◆ DESCRIPTION OF THE TASK ◆
Only a number is expected: how many lines in the data below contain the word "Transmittance".

◆ SUPPLIED RECORDS ◆
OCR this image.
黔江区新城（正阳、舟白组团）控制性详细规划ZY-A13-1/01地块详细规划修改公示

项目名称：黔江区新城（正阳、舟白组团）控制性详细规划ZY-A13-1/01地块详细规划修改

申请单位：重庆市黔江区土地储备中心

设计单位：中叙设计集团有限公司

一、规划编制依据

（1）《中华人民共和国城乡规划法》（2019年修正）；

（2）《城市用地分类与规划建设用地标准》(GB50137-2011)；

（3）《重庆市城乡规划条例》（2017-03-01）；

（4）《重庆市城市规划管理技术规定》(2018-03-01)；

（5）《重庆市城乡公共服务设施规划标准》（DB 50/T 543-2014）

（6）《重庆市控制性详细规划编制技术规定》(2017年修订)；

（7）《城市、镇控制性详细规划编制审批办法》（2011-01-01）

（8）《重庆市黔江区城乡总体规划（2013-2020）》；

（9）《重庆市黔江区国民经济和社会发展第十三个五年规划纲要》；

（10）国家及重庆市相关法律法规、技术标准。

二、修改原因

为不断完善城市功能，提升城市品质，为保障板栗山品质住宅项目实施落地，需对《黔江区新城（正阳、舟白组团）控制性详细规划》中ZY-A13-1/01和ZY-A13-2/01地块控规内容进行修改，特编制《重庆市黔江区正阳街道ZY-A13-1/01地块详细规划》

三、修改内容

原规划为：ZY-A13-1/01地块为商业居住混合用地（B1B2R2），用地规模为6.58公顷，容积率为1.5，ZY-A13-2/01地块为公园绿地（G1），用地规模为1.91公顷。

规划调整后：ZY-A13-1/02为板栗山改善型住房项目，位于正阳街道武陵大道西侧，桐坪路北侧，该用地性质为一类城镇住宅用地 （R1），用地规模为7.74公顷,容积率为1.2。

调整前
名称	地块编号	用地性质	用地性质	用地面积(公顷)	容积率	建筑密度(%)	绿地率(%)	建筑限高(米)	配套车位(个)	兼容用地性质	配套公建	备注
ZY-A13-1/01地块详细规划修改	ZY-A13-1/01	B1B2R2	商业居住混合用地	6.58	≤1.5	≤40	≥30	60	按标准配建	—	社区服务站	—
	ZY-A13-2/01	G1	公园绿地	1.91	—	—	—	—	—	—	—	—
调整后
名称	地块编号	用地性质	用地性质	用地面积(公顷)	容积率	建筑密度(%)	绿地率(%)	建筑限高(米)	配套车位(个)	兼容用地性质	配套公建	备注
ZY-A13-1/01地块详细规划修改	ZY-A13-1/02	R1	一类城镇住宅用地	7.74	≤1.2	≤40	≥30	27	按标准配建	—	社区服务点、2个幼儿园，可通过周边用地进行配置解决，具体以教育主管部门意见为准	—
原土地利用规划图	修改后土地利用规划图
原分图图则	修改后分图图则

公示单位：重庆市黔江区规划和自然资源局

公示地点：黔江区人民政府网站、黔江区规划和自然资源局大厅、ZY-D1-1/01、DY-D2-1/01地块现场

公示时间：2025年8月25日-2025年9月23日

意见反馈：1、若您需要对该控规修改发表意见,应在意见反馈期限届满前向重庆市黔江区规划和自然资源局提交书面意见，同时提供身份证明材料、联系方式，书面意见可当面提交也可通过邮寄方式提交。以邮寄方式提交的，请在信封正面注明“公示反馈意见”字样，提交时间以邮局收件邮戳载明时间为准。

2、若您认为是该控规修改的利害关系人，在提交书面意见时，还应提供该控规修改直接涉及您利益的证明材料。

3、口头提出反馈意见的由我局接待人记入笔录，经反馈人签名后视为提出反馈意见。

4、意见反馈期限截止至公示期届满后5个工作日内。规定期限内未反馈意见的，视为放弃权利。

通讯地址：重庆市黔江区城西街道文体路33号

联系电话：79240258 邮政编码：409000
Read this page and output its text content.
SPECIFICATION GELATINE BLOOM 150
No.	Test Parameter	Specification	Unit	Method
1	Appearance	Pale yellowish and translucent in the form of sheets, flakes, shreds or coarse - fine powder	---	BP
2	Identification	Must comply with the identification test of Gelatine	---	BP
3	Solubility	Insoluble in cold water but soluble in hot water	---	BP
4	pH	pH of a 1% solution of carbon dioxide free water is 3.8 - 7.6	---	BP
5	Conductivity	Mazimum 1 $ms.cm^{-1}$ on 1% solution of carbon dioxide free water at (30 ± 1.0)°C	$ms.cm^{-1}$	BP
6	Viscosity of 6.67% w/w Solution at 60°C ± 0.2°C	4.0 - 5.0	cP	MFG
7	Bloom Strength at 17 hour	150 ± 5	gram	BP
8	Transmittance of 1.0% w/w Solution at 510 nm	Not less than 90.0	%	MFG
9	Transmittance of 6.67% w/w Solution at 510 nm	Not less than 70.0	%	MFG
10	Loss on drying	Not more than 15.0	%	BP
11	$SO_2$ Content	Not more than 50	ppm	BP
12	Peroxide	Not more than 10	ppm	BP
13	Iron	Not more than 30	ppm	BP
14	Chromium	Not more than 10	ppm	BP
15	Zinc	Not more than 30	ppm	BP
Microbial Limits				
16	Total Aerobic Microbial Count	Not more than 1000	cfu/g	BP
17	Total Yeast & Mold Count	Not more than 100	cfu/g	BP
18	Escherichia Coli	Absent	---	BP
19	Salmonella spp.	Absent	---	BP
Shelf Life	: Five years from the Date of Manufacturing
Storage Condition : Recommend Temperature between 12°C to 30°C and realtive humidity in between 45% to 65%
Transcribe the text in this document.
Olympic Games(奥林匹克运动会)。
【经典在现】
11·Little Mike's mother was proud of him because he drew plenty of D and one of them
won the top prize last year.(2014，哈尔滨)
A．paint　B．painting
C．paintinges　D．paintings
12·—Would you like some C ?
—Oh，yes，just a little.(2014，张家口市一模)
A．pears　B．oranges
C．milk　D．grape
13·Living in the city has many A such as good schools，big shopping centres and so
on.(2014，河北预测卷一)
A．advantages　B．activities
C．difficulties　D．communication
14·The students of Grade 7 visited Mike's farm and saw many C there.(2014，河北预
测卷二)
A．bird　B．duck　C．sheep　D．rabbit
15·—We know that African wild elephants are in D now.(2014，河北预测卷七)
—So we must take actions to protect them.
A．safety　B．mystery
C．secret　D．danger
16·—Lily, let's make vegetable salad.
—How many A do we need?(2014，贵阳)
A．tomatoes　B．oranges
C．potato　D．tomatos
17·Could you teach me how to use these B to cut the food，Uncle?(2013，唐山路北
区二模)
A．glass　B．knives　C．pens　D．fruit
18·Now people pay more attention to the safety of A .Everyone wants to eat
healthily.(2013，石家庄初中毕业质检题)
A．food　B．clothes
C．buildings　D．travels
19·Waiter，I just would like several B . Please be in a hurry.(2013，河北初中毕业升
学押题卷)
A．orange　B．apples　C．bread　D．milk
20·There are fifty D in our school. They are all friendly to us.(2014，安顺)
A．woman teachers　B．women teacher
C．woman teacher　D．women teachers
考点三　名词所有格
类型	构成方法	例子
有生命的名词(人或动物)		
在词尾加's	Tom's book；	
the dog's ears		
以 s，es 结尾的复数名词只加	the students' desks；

◆ ANSWER TO THIS TASK ◆
2